[START DATA SUPPLIED]

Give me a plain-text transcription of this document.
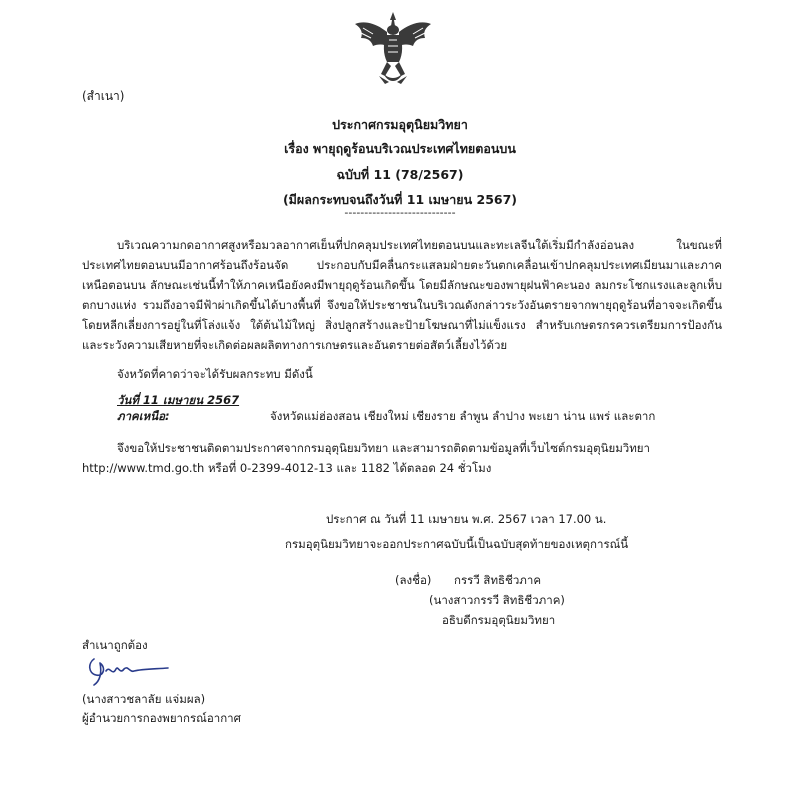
(สำเนา)
ประกาศกรมอุตุนิยมวิทยา
เรื่อง พายุฤดูร้อนบริเวณประเทศไทยตอนบน
ฉบับที่ 11 (78/2567)
(มีผลกระทบจนถึงวันที่ 11 เมษายน 2567)
----------------------------

บริเวณความกดอากาศสูงหรือมวลอากาศเย็นที่ปกคลุมประเทศไทยตอนบนและทะเลจีนใต้เริ่มมีกำลังอ่อนลง ในขณะที่ประเทศไทยตอนบนมีอากาศร้อนถึงร้อนจัด ประกอบกับมีคลื่นกระแสลมฝ่ายตะวันตกเคลื่อนเข้าปกคลุมประเทศเมียนมาและภาคเหนือตอนบน ลักษณะเช่นนี้ทำให้ภาคเหนือยังคงมีพายุฤดูร้อนเกิดขึ้น โดยมีลักษณะของพายุฝนฟ้าคะนอง ลมกระโชกแรงและลูกเห็บตกบางแห่ง รวมถึงอาจมีฟ้าผ่าเกิดขึ้นได้บางพื้นที่ จึงขอให้ประชาชนในบริเวณดังกล่าวระวังอันตรายจากพายุฤดูร้อนที่อาจจะเกิดขึ้น โดยหลีกเลี่ยงการอยู่ในที่โล่งแจ้ง ใต้ต้นไม้ใหญ่ สิ่งปลูกสร้างและป้ายโฆษณาที่ไม่แข็งแรง สำหรับเกษตรกรควรเตรียมการป้องกันและระวังความเสียหายที่จะเกิดต่อผลผลิตทางการเกษตรและอันตรายต่อสัตว์เลี้ยงไว้ด้วย

จังหวัดที่คาดว่าจะได้รับผลกระทบ มีดังนี้
วันที่ 11 เมษายน 2567
ภาคเหนือ:	จังหวัดแม่ฮ่องสอน เชียงใหม่ เชียงราย ลำพูน ลำปาง พะเยา น่าน แพร่ และตาก
จึงขอให้ประชาชนติดตามประกาศจากกรมอุตุนิยมวิทยา และสามารถติดตามข้อมูลที่เว็บไซต์กรมอุตุนิยมวิทยา
http://www.tmd.go.th หรือที่ 0-2399-4012-13 และ 1182 ได้ตลอด 24 ชั่วโมง
ประกาศ ณ วันที่ 11 เมษายน พ.ศ. 2567 เวลา 17.00 น.
กรมอุตุนิยมวิทยาจะออกประกาศฉบับนี้เป็นฉบับสุดท้ายของเหตุการณ์นี้
(ลงชื่อ) กรรวี สิทธิชีวภาค
(นางสาวกรรวี สิทธิชีวภาค)
อธิบดีกรมอุตุนิยมวิทยา
สำเนาถูกต้อง
(นางสาวชลาลัย แจ่มผล)
ผู้อำนวยการกองพยากรณ์อากาศ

[END DATA SUPPLIED]

▶ [YOUR TASK] Write every record out again exactly; no pictures belong in the copy.

▶ [EXERCISE SOLUTION]
Give me a plain-text transcription of this document.
(สำเนา)
ประกาศกรมอุตุนิยมวิทยา
เรื่อง พายุฤดูร้อนบริเวณประเทศไทยตอนบน
ฉบับที่ 11 (78/2567)
(มีผลกระทบจนถึงวันที่ 11 เมษายน 2567)
----------------------------

บริเวณความกดอากาศสูงหรือมวลอากาศเย็นที่ปกคลุมประเทศไทยตอนบนและทะเลจีนใต้เริ่มมีกำลังอ่อนลง ในขณะที่ประเทศไทยตอนบนมีอากาศร้อนถึงร้อนจัด ประกอบกับมีคลื่นกระแสลมฝ่ายตะวันตกเคลื่อนเข้าปกคลุมประเทศเมียนมาและภาคเหนือตอนบน ลักษณะเช่นนี้ทำให้ภาคเหนือยังคงมีพายุฤดูร้อนเกิดขึ้น โดยมีลักษณะของพายุฝนฟ้าคะนอง ลมกระโชกแรงและลูกเห็บตกบางแห่ง รวมถึงอาจมีฟ้าผ่าเกิดขึ้นได้บางพื้นที่ จึงขอให้ประชาชนในบริเวณดังกล่าวระวังอันตรายจากพายุฤดูร้อนที่อาจจะเกิดขึ้น โดยหลีกเลี่ยงการอยู่ในที่โล่งแจ้ง ใต้ต้นไม้ใหญ่ สิ่งปลูกสร้างและป้ายโฆษณาที่ไม่แข็งแรง สำหรับเกษตรกรควรเตรียมการป้องกันและระวังความเสียหายที่จะเกิดต่อผลผลิตทางการเกษตรและอันตรายต่อสัตว์เลี้ยงไว้ด้วย

จังหวัดที่คาดว่าจะได้รับผลกระทบ มีดังนี้
วันที่ 11 เมษายน 2567
ภาคเหนือ:	จังหวัดแม่ฮ่องสอน เชียงใหม่ เชียงราย ลำพูน ลำปาง พะเยา น่าน แพร่ และตาก
จึงขอให้ประชาชนติดตามประกาศจากกรมอุตุนิยมวิทยา และสามารถติดตามข้อมูลที่เว็บไซต์กรมอุตุนิยมวิทยา
http://www.tmd.go.th หรือที่ 0-2399-4012-13 และ 1182 ได้ตลอด 24 ชั่วโมง
ประกาศ ณ วันที่ 11 เมษายน พ.ศ. 2567 เวลา 17.00 น.
กรมอุตุนิยมวิทยาจะออกประกาศฉบับนี้เป็นฉบับสุดท้ายของเหตุการณ์นี้
(ลงชื่อ) กรรวี สิทธิชีวภาค
(นางสาวกรรวี สิทธิชีวภาค)
อธิบดีกรมอุตุนิยมวิทยา
สำเนาถูกต้อง
(นางสาวชลาลัย แจ่มผล)
ผู้อำนวยการกองพยากรณ์อากาศ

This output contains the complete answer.